▶ **Saved entries**:
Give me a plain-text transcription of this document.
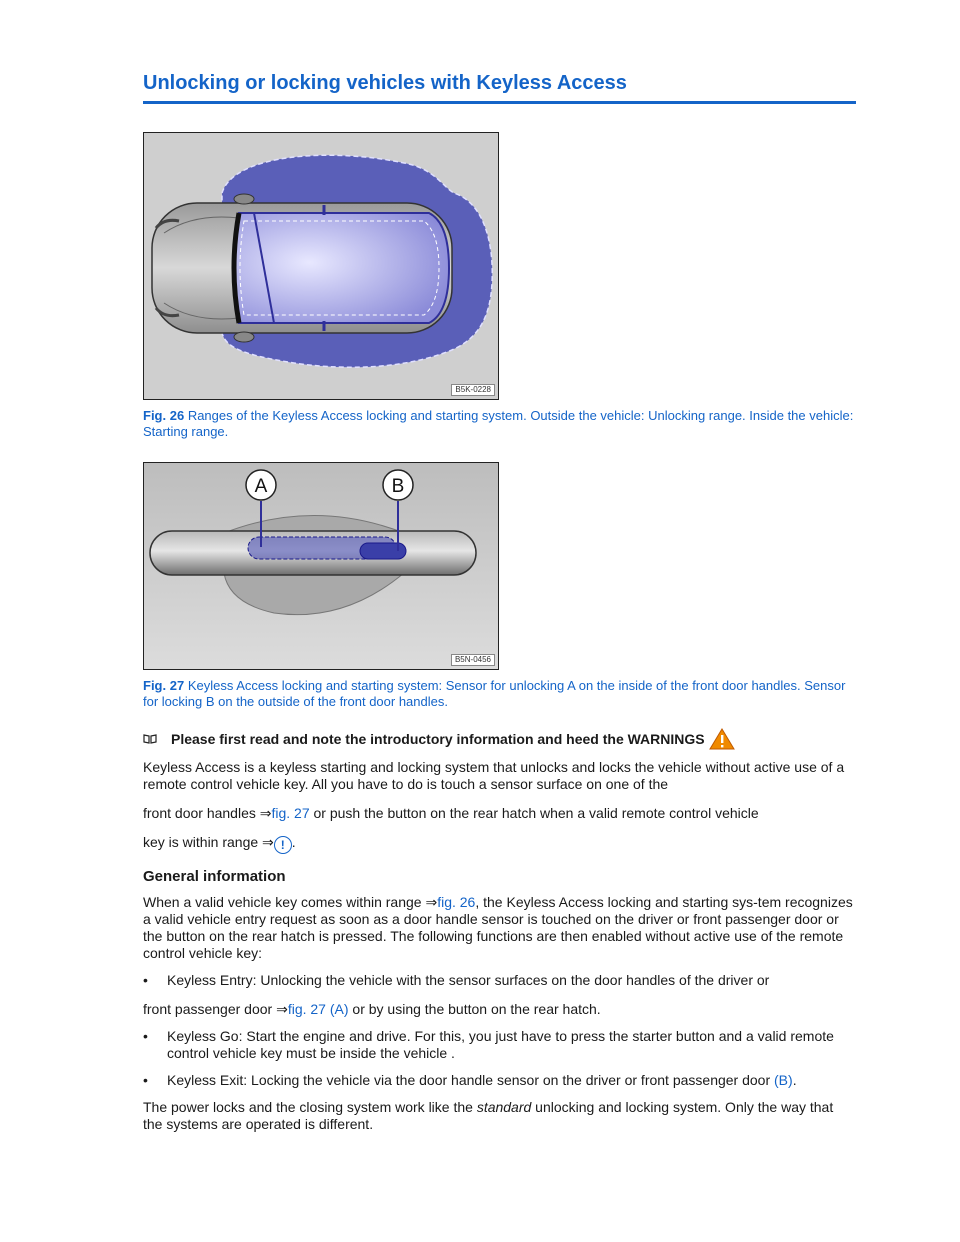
Unlocking or locking vehicles with Keyless Access
B5K-0228
Fig. 26 Ranges of the Keyless Access locking and starting system. Outside the vehicle: Unlocking range. Inside the vehicle: Starting range.
A	B
B5N-0456
Fig. 27 Keyless Access locking and starting system: Sensor for unlocking A on the inside of the front door handles. Sensor for locking B on the outside of the front door handles.
Please first read and note the introductory information and heed the WARNINGS
Keyless Access is a keyless starting and locking system that unlocks and locks the vehicle without active use of a remote control vehicle key. All you have to do is touch a sensor surface on one of the
front door handles ⇒fig. 27 or push the button on the rear hatch when a valid remote control vehicle
key is within range ⇒ ! .
General information
When a valid vehicle key comes within range ⇒fig. 26, the Keyless Access locking and starting sys-tem recognizes a valid vehicle entry request as soon as a door handle sensor is touched on the driver or front passenger door or the button on the rear hatch is pressed. The following functions are then enabled without active use of the remote control vehicle key:
•	Keyless Entry: Unlocking the vehicle with the sensor surfaces on the door handles of the driver or
front passenger door ⇒fig. 27 (A) or by using the button on the rear hatch.
•	Keyless Go: Start the engine and drive. For this, you just have to press the starter button and a valid remote control vehicle key must be inside the vehicle .
•	Keyless Exit: Locking the vehicle via the door handle sensor on the driver or front passenger door (B).
The power locks and the closing system work like the standard unlocking and locking system. Only the way that the systems are operated is different.
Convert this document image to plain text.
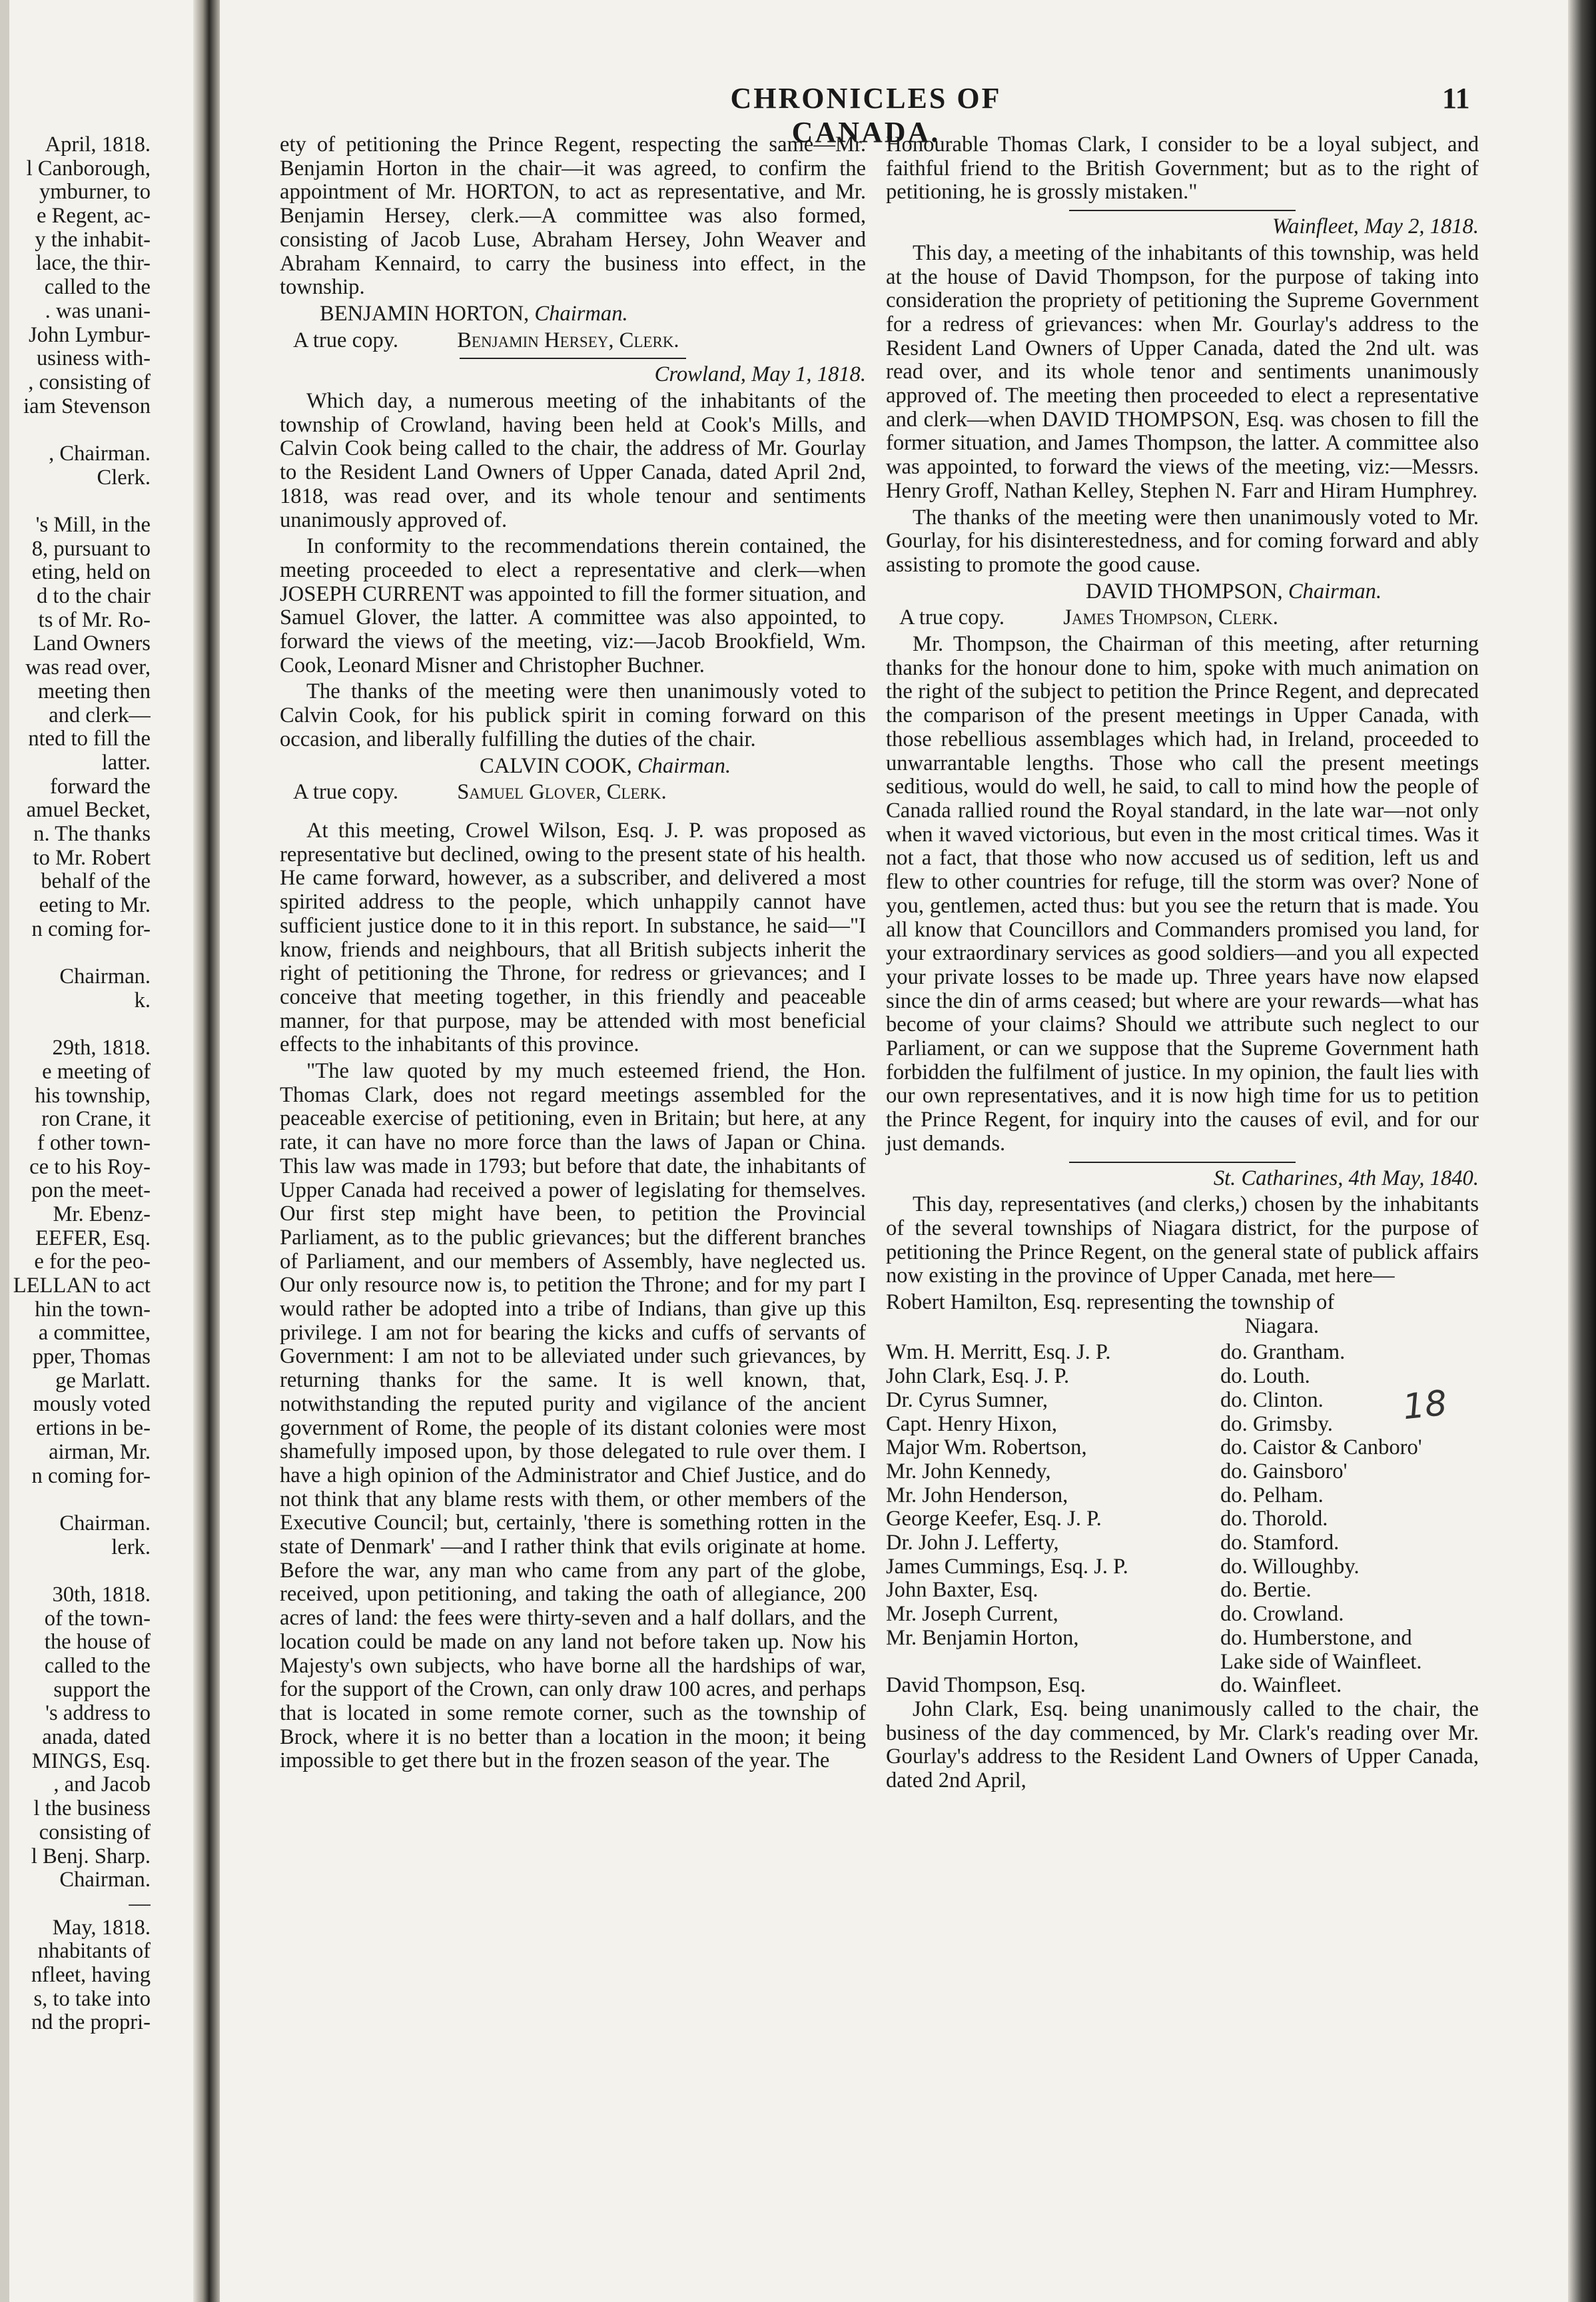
April, 1818.
l Canborough,
ymburner, to
e Regent, ac-
y the inhabit-
lace, the thir-
called to the
. was unani-
John Lymbur-
usiness with-
, consisting of
iam Stevenson
, Chairman.
Clerk.
's Mill, in the
8, pursuant to
eting, held on
d to the chair
ts of Mr. Ro-
Land Owners
was read over,
meeting then
and clerk—
nted to fill the
latter.
forward the
amuel Becket,
n. The thanks
to Mr. Robert
behalf of the
eeting to Mr.
n coming for-
Chairman.
k.
29th, 1818.
e meeting of
his township,
ron Crane, it
f other town-
ce to his Roy-
pon the meet-
Mr. Ebenz-
EEFER, Esq.
e for the peo-
LELLAN to act
hin the town-
a committee,
pper, Thomas
ge Marlatt.
mously voted
ertions in be-
airman, Mr.
n coming for-
Chairman.
lerk.
30th, 1818.
of the town-
the house of
called to the
support the
's address to
anada, dated
MINGS, Esq.
, and Jacob
l the business
consisting of
l Benj. Sharp.
Chairman.
—
May, 1818.
nhabitants of
nfleet, having
s, to take into
nd the propri-
CHRONICLES OF CANADA.
11

ety of petitioning the Prince Regent, respecting the same—Mr. Benjamin Horton in the chair—it was agreed, to confirm the appointment of Mr. HORTON, to act as representative, and Mr. Benjamin Hersey, clerk.—A committee was also formed, consisting of Jacob Luse, Abraham Hersey, John Weaver and Abraham Kennaird, to carry the business into effect, in the township.

BENJAMIN HORTON, Chairman.

A true copy.	Benjamin Hersey, Clerk.

Crowland, May 1, 1818.

Which day, a numerous meeting of the inhabitants of the township of Crowland, having been held at Cook's Mills, and Calvin Cook being called to the chair, the address of Mr. Gourlay to the Resident Land Owners of Upper Canada, dated April 2nd, 1818, was read over, and its whole tenour and sentiments unanimously approved of.

In conformity to the recommendations therein contained, the meeting proceeded to elect a representative and clerk—when JOSEPH CURRENT was appointed to fill the former situation, and Samuel Glover, the latter. A committee was also appointed, to forward the views of the meeting, viz:—Jacob Brookfield, Wm. Cook, Leonard Misner and Christopher Buchner.

The thanks of the meeting were then unanimously voted to Calvin Cook, for his publick spirit in coming forward on this occasion, and liberally fulfilling the duties of the chair.

CALVIN COOK, Chairman.

A true copy.	Samuel Glover, Clerk.

At this meeting, Crowel Wilson, Esq. J. P. was proposed as representative but declined, owing to the present state of his health. He came forward, however, as a subscriber, and delivered a most spirited address to the people, which unhappily cannot have sufficient justice done to it in this report. In substance, he said—"I know, friends and neighbours, that all British subjects inherit the right of petitioning the Throne, for redress or grievances; and I conceive that meeting together, in this friendly and peaceable manner, for that purpose, may be attended with most beneficial effects to the inhabitants of this province.

"The law quoted by my much esteemed friend, the Hon. Thomas Clark, does not regard meetings assembled for the peaceable exercise of petitioning, even in Britain; but here, at any rate, it can have no more force than the laws of Japan or China. This law was made in 1793; but before that date, the inhabitants of Upper Canada had received a power of legislating for themselves. Our first step might have been, to petition the Provincial Parliament, as to the public grievances; but the different branches of Parliament, and our members of Assembly, have neglected us. Our only resource now is, to petition the Throne; and for my part I would rather be adopted into a tribe of Indians, than give up this privilege. I am not for bearing the kicks and cuffs of servants of Government: I am not to be alleviated under such grievances, by returning thanks for the same. It is well known, that, notwithstanding the reputed purity and vigilance of the ancient government of Rome, the people of its distant colonies were most shamefully imposed upon, by those delegated to rule over them. I have a high opinion of the Administrator and Chief Justice, and do not think that any blame rests with them, or other members of the Executive Council; but, certainly, 'there is something rotten in the state of Denmark' —and I rather think that evils originate at home. Before the war, any man who came from any part of the globe, received, upon petitioning, and taking the oath of allegiance, 200 acres of land: the fees were thirty-seven and a half dollars, and the location could be made on any land not before taken up. Now his Majesty's own subjects, who have borne all the hardships of war, for the support of the Crown, can only draw 100 acres, and perhaps that is located in some remote corner, such as the township of Brock, where it is no better than a location in the moon; it being impossible to get there but in the frozen season of the year. The

Honourable Thomas Clark, I consider to be a loyal subject, and faithful friend to the British Government; but as to the right of petitioning, he is grossly mistaken."

Wainfleet, May 2, 1818.

This day, a meeting of the inhabitants of this township, was held at the house of David Thompson, for the purpose of taking into consideration the propriety of petitioning the Supreme Government for a redress of grievances: when Mr. Gourlay's address to the Resident Land Owners of Upper Canada, dated the 2nd ult. was read over, and its whole tenor and sentiments unanimously approved of. The meeting then proceeded to elect a representative and clerk—when DAVID THOMPSON, Esq. was chosen to fill the former situation, and James Thompson, the latter. A committee also was appointed, to forward the views of the meeting, viz:—Messrs. Henry Groff, Nathan Kelley, Stephen N. Farr and Hiram Humphrey.

The thanks of the meeting were then unanimously voted to Mr. Gourlay, for his disinterestedness, and for coming forward and ably assisting to promote the good cause.

DAVID THOMPSON, Chairman.

A true copy.	James Thompson, Clerk.

Mr. Thompson, the Chairman of this meeting, after returning thanks for the honour done to him, spoke with much animation on the right of the subject to petition the Prince Regent, and deprecated the comparison of the present meetings in Upper Canada, with those rebellious assemblages which had, in Ireland, proceeded to unwarrantable lengths. Those who call the present meetings seditious, would do well, he said, to call to mind how the people of Canada rallied round the Royal standard, in the late war—not only when it waved victorious, but even in the most critical times. Was it not a fact, that those who now accused us of sedition, left us and flew to other countries for refuge, till the storm was over? None of you, gentlemen, acted thus: but you see the return that is made. You all know that Councillors and Commanders promised you land, for your extraordinary services as good soldiers—and you all expected your private losses to be made up. Three years have now elapsed since the din of arms ceased; but where are your rewards—what has become of your claims? Should we attribute such neglect to our Parliament, or can we suppose that the Supreme Government hath forbidden the fulfilment of justice. In my opinion, the fault lies with our own representatives, and it is now high time for us to petition the Prince Regent, for inquiry into the causes of evil, and for our just demands.

St. Catharines, 4th May, 1840.

This day, representatives (and clerks,) chosen by the inhabitants of the several townships of Niagara district, for the purpose of petitioning the Prince Regent, on the general state of publick affairs now existing in the province of Upper Canada, met here—

Robert Hamilton, Esq. representing the township of

Niagara.

Wm. H. Merritt, Esq. J. P.	do. Grantham.
John Clark, Esq. J. P.	do. Louth.
Dr. Cyrus Sumner,	do. Clinton.
Capt. Henry Hixon,	do. Grimsby.
Major Wm. Robertson,	do. Caistor & Canboro'
Mr. John Kennedy,	do. Gainsboro'
Mr. John Henderson,	do. Pelham.
George Keefer, Esq. J. P.	do. Thorold.
Dr. John J. Lefferty,	do. Stamford.
James Cummings, Esq. J. P.	do. Willoughby.
John Baxter, Esq.	do. Bertie.
Mr. Joseph Current,	do. Crowland.
Mr. Benjamin Horton,	do. Humberstone, and
	Lake side of Wainfleet.
David Thompson, Esq.	do. Wainfleet.

John Clark, Esq. being unanimously called to the chair, the business of the day commenced, by Mr. Clark's reading over Mr. Gourlay's address to the Resident Land Owners of Upper Canada, dated 2nd April,

18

▶ **GOAL**:
Return each line that includes "publick".

▶ **FINAL RESULT**:
The thanks of the meeting were then unanimously voted to Calvin Cook, for his publick spirit in coming forward on this occasion, and liberally fulfilling the duties of the chair.
This day, representatives (and clerks,) chosen by the inhabitants of the several townships of Niagara district, for the purpose of petitioning the Prince Regent, on the general state of publick affairs now existing in the province of Upper Canada, met here—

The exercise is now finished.